### [WRITTEN EXERCISE]
Copy out, unchanged, the material from its first line through the line that contains "button[interactable]: + [408,795,518,873]".
[START INFORMATION SUPPLIED]
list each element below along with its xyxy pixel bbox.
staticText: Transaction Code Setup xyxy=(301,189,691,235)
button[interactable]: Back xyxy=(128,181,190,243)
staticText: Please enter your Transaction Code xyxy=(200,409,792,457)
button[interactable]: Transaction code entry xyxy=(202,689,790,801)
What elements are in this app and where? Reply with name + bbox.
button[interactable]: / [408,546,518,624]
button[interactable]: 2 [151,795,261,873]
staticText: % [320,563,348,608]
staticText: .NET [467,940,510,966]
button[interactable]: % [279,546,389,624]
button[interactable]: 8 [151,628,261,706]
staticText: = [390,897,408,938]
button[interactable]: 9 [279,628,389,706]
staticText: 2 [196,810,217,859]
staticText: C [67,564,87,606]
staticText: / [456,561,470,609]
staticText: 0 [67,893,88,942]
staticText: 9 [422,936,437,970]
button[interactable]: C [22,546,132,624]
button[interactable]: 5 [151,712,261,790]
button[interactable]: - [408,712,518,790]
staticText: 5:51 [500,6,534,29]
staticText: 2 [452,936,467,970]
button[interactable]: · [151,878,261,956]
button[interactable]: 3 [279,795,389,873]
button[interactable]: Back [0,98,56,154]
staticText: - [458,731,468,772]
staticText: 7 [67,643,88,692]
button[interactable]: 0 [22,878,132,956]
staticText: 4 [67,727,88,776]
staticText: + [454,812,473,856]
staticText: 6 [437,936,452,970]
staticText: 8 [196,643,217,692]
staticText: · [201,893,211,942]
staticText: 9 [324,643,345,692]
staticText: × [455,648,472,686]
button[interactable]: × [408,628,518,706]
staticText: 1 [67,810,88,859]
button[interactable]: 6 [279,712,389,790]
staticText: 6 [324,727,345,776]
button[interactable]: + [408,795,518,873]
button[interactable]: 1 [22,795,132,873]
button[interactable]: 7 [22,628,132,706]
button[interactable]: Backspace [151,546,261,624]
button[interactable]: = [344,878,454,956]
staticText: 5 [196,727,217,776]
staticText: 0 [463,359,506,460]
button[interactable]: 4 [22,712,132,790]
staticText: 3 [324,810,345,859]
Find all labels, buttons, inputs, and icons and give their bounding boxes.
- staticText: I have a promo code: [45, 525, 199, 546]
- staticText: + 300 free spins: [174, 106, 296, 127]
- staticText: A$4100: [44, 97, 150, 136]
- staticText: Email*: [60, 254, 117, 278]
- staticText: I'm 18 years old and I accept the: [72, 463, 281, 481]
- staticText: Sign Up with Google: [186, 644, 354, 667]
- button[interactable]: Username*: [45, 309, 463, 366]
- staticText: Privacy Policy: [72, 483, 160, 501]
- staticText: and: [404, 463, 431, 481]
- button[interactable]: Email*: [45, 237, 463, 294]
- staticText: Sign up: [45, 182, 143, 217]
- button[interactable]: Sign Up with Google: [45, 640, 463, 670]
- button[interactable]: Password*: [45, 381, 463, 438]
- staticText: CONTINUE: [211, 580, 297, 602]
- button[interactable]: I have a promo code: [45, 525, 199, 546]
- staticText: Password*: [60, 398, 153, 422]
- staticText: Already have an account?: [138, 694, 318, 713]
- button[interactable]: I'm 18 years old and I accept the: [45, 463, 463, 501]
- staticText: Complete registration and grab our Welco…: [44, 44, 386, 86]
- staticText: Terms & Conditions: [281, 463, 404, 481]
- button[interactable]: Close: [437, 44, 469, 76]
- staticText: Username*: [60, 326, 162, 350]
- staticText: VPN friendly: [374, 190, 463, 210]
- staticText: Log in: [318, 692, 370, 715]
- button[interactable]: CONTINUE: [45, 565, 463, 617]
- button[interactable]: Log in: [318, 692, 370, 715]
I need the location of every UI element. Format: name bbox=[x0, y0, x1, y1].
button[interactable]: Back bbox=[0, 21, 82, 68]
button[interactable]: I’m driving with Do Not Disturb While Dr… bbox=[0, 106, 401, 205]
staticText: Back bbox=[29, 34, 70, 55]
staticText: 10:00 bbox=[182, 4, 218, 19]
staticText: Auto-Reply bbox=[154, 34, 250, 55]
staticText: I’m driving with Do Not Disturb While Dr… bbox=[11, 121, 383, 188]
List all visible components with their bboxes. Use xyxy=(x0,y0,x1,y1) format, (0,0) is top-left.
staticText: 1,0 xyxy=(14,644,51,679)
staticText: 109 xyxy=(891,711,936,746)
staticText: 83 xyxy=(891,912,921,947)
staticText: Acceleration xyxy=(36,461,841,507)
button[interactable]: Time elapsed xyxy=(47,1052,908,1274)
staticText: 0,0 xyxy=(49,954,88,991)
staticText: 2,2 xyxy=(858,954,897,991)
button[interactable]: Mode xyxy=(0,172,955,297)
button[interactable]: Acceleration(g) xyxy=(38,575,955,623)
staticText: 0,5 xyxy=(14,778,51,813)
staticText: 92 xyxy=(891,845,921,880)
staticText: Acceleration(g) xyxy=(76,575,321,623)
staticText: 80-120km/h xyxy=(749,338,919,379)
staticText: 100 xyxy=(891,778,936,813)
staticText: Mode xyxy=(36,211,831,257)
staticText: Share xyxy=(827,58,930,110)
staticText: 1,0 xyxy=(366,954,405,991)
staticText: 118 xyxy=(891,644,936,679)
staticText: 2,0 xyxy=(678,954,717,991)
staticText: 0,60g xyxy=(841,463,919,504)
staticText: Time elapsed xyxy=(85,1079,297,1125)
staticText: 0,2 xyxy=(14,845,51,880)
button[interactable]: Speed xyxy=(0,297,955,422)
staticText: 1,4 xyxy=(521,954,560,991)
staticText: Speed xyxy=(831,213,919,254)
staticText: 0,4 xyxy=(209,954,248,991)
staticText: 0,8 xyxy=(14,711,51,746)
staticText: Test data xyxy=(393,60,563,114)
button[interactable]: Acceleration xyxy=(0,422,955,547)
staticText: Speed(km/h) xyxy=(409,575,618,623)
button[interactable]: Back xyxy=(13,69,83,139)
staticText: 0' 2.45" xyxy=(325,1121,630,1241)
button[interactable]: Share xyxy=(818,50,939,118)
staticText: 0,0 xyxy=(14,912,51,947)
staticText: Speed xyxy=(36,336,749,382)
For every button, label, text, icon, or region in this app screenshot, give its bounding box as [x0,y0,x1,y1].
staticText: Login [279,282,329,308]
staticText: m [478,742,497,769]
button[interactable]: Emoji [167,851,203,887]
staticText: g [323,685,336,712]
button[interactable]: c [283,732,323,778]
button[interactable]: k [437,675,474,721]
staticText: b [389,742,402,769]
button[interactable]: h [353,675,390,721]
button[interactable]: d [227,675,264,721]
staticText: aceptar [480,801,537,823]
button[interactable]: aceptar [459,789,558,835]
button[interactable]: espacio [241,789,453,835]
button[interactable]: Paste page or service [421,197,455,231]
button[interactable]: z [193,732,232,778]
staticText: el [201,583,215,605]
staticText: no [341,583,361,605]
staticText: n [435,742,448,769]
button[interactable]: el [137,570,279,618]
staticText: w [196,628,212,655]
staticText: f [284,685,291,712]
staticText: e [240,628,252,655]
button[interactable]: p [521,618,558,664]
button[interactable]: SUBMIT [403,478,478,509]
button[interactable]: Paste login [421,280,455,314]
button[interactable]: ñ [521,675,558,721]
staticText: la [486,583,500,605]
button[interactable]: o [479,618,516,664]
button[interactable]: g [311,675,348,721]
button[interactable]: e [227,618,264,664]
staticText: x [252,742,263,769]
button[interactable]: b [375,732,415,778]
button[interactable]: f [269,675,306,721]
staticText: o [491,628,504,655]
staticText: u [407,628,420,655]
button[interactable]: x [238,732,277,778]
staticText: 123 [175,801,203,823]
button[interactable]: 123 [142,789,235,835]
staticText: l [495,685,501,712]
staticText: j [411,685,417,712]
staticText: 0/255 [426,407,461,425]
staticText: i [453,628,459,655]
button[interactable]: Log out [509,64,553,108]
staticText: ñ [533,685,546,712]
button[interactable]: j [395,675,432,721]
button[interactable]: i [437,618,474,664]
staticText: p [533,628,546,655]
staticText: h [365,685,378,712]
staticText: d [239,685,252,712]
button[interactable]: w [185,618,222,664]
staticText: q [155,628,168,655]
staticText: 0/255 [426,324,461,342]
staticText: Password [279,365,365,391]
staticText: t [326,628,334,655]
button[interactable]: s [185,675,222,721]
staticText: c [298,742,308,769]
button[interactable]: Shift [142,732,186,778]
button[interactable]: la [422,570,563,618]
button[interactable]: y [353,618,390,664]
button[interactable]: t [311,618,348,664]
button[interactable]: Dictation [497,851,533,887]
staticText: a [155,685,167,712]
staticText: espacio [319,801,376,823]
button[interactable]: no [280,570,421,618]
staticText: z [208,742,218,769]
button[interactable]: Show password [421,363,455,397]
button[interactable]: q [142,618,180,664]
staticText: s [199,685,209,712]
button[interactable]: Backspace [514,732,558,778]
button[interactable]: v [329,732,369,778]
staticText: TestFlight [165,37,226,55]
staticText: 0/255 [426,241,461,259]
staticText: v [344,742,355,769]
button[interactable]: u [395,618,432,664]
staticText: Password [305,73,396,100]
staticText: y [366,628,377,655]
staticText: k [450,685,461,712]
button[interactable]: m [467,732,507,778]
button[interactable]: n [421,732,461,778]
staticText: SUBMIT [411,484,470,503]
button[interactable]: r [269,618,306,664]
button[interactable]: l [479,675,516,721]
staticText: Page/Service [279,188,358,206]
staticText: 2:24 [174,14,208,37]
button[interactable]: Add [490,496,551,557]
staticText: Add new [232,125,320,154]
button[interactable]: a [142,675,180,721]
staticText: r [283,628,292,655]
[END INFORMATION SUPPLIED]
### [EXERCISE RESULT]
list each element below along with its xyxy pixel bbox.
staticText: Transaction Code Setup xyxy=(301,189,691,235)
button[interactable]: Back xyxy=(128,181,190,243)
staticText: Please enter your Transaction Code xyxy=(200,409,792,457)
button[interactable]: Transaction code entry xyxy=(202,689,790,801)
What elements are in this app and where? Reply with name + bbox.
button[interactable]: / [408,546,518,624]
button[interactable]: 2 [151,795,261,873]
staticText: % [320,563,348,608]
staticText: .NET [467,940,510,966]
button[interactable]: % [279,546,389,624]
button[interactable]: 8 [151,628,261,706]
staticText: = [390,897,408,938]
button[interactable]: 9 [279,628,389,706]
staticText: 2 [196,810,217,859]
staticText: C [67,564,87,606]
staticText: / [456,561,470,609]
staticText: 0 [67,893,88,942]
staticText: 9 [422,936,437,970]
button[interactable]: C [22,546,132,624]
button[interactable]: 5 [151,712,261,790]
button[interactable]: - [408,712,518,790]
staticText: 5:51 [500,6,534,29]
staticText: 2 [452,936,467,970]
button[interactable]: · [151,878,261,956]
button[interactable]: 3 [279,795,389,873]
button[interactable]: Back [0,98,56,154]
staticText: - [458,731,468,772]
staticText: 7 [67,643,88,692]
button[interactable]: 0 [22,878,132,956]
staticText: 4 [67,727,88,776]
staticText: + [454,812,473,856]
staticText: 6 [437,936,452,970]
staticText: 8 [196,643,217,692]
staticText: · [201,893,211,942]
staticText: 9 [324,643,345,692]
staticText: × [455,648,472,686]
button[interactable]: × [408,628,518,706]
staticText: 1 [67,810,88,859]
button[interactable]: 6 [279,712,389,790]
staticText: 6 [324,727,345,776]
button[interactable]: + [408,795,518,873]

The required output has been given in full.